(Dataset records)

+---+

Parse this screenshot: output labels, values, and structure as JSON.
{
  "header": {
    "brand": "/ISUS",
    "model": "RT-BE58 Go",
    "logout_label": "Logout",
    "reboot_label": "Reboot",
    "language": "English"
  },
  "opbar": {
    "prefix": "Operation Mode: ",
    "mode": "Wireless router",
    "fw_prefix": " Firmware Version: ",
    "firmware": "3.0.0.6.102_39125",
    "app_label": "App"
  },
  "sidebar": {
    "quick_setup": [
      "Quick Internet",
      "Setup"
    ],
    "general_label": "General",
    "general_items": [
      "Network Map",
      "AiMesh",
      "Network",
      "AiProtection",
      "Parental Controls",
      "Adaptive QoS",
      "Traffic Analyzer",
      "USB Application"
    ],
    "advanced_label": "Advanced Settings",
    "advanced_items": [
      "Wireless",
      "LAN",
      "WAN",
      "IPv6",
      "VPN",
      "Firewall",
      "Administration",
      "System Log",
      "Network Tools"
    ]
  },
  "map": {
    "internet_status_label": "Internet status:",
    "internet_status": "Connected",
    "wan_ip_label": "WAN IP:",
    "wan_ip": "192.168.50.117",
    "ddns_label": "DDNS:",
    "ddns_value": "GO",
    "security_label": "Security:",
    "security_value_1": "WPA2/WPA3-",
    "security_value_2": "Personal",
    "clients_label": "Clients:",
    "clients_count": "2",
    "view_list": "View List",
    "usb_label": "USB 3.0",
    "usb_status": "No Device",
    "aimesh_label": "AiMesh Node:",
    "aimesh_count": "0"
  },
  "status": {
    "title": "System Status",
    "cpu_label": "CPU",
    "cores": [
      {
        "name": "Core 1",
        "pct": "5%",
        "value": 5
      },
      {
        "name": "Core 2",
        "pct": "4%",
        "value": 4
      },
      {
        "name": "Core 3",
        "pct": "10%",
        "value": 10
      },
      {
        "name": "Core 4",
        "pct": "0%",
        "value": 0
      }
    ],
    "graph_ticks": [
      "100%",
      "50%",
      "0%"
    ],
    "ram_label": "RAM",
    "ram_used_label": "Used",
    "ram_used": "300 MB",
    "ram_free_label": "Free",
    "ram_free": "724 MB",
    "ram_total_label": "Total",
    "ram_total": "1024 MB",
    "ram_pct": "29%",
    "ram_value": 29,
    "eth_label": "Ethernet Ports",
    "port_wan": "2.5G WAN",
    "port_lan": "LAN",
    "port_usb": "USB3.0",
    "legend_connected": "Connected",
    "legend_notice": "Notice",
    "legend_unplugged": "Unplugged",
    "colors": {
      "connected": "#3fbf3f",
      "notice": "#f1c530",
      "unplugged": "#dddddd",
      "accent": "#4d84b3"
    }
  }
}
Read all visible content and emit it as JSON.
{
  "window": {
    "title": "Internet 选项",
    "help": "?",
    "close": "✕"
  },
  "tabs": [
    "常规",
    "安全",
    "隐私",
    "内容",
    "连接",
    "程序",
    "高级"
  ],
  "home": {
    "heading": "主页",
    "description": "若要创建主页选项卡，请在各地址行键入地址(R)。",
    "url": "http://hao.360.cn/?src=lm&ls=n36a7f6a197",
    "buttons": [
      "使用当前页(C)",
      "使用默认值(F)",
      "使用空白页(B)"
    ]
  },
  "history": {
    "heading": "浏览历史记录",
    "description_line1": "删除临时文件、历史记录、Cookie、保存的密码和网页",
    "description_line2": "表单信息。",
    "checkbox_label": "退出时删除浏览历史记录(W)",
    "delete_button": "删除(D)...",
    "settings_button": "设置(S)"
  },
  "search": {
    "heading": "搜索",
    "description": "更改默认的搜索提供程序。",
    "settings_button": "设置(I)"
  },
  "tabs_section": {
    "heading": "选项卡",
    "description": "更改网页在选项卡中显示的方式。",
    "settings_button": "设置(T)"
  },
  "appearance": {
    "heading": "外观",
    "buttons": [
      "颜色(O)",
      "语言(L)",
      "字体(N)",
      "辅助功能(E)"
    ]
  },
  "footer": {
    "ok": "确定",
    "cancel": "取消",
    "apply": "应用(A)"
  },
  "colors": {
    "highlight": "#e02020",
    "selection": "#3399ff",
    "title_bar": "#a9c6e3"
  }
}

+---+

● **Set task**
Write out every line from the records above, word for word.

● **Problem solution**
Parse this screenshot: output labels, values, and structure as JSON.
{
  "header": {
    "brand": "/ISUS",
    "model": "RT-BE58 Go",
    "logout_label": "Logout",
    "reboot_label": "Reboot",
    "language": "English"
  },
  "opbar": {
    "prefix": "Operation Mode: ",
    "mode": "Wireless router",
    "fw_prefix": " Firmware Version: ",
    "firmware": "3.0.0.6.102_39125",
    "app_label": "App"
  },
  "sidebar": {
    "quick_setup": [
      "Quick Internet",
      "Setup"
    ],
    "general_label": "General",
    "general_items": [
      "Network Map",
      "AiMesh",
      "Network",
      "AiProtection",
      "Parental Controls",
      "Adaptive QoS",
      "Traffic Analyzer",
      "USB Application"
    ],
    "advanced_label": "Advanced Settings",
    "advanced_items": [
      "Wireless",
      "LAN",
      "WAN",
      "IPv6",
      "VPN",
      "Firewall",
      "Administration",
      "System Log",
      "Network Tools"
    ]
  },
  "map": {
    "internet_status_label": "Internet status:",
    "internet_status": "Connected",
    "wan_ip_label": "WAN IP:",
    "wan_ip": "192.168.50.117",
    "ddns_label": "DDNS:",
    "ddns_value": "GO",
    "security_label": "Security:",
    "security_value_1": "WPA2/WPA3-",
    "security_value_2": "Personal",
    "clients_label": "Clients:",
    "clients_count": "2",
    "view_list": "View List",
    "usb_label": "USB 3.0",
    "usb_status": "No Device",
    "aimesh_label": "AiMesh Node:",
    "aimesh_count": "0"
  },
  "status": {
    "title": "System Status",
    "cpu_label": "CPU",
    "cores": [
      {
        "name": "Core 1",
        "pct": "5%",
        "value": 5
      },
      {
        "name": "Core 2",
        "pct": "4%",
        "value": 4
      },
      {
        "name": "Core 3",
        "pct": "10%",
        "value": 10
      },
      {
        "name": "Core 4",
        "pct": "0%",
        "value": 0
      }
    ],
    "graph_ticks": [
      "100%",
      "50%",
      "0%"
    ],
    "ram_label": "RAM",
    "ram_used_label": "Used",
    "ram_used": "300 MB",
    "ram_free_label": "Free",
    "ram_free": "724 MB",
    "ram_total_label": "Total",
    "ram_total": "1024 MB",
    "ram_pct": "29%",
    "ram_value": 29,
    "eth_label": "Ethernet Ports",
    "port_wan": "2.5G WAN",
    "port_lan": "LAN",
    "port_usb": "USB3.0",
    "legend_connected": "Connected",
    "legend_notice": "Notice",
    "legend_unplugged": "Unplugged",
    "colors": {
      "connected": "#3fbf3f",
      "notice": "#f1c530",
      "unplugged": "#dddddd",
      "accent": "#4d84b3"
    }
  }
}
Read all visible content and emit it as JSON.
{
  "window": {
    "title": "Internet 选项",
    "help": "?",
    "close": "✕"
  },
  "tabs": [
    "常规",
    "安全",
    "隐私",
    "内容",
    "连接",
    "程序",
    "高级"
  ],
  "home": {
    "heading": "主页",
    "description": "若要创建主页选项卡，请在各地址行键入地址(R)。",
    "url": "http://hao.360.cn/?src=lm&ls=n36a7f6a197",
    "buttons": [
      "使用当前页(C)",
      "使用默认值(F)",
      "使用空白页(B)"
    ]
  },
  "history": {
    "heading": "浏览历史记录",
    "description_line1": "删除临时文件、历史记录、Cookie、保存的密码和网页",
    "description_line2": "表单信息。",
    "checkbox_label": "退出时删除浏览历史记录(W)",
    "delete_button": "删除(D)...",
    "settings_button": "设置(S)"
  },
  "search": {
    "heading": "搜索",
    "description": "更改默认的搜索提供程序。",
    "settings_button": "设置(I)"
  },
  "tabs_section": {
    "heading": "选项卡",
    "description": "更改网页在选项卡中显示的方式。",
    "settings_button": "设置(T)"
  },
  "appearance": {
    "heading": "外观",
    "buttons": [
      "颜色(O)",
      "语言(L)",
      "字体(N)",
      "辅助功能(E)"
    ]
  },
  "footer": {
    "ok": "确定",
    "cancel": "取消",
    "apply": "应用(A)"
  },
  "colors": {
    "highlight": "#e02020",
    "selection": "#3399ff",
    "title_bar": "#a9c6e3"
  }
}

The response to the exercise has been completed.